§ Goal of the exercise
Reproduce each line that includes the word "프로그램을".

Data entries:
"""
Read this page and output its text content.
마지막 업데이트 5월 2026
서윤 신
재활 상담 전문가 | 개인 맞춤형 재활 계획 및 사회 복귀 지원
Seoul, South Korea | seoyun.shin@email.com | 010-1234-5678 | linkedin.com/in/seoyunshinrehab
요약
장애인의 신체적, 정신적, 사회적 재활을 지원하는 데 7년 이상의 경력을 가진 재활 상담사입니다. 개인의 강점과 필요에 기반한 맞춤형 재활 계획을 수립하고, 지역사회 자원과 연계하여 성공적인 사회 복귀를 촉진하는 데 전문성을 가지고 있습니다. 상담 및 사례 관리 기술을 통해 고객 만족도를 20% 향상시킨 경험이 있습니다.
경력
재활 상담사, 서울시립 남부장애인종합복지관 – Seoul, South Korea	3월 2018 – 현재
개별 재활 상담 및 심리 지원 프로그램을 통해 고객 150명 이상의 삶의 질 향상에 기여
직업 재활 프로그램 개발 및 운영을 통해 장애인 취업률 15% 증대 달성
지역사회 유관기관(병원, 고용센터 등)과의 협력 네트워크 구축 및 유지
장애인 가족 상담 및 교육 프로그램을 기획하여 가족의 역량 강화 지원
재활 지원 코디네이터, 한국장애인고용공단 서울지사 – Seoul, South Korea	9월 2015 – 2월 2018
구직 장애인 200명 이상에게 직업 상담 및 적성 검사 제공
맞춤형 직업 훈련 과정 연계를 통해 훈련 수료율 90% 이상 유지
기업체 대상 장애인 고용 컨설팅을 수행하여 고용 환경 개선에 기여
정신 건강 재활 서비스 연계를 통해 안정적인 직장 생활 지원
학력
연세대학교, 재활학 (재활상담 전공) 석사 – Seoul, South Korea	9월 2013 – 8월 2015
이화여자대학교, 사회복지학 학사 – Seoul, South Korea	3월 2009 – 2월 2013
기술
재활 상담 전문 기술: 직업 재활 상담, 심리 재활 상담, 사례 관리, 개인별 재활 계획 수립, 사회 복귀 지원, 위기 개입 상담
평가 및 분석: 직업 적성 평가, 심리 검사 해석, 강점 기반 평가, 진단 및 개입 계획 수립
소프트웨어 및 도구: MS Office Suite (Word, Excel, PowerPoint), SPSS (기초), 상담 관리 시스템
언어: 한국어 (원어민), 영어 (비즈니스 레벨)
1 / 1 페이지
"""
§ Task result
개별 재활 상담 및 심리 지원 프로그램을 통해 고객 150명 이상의 삶의 질 향상에 기여
장애인 가족 상담 및 교육 프로그램을 기획하여 가족의 역량 강화 지원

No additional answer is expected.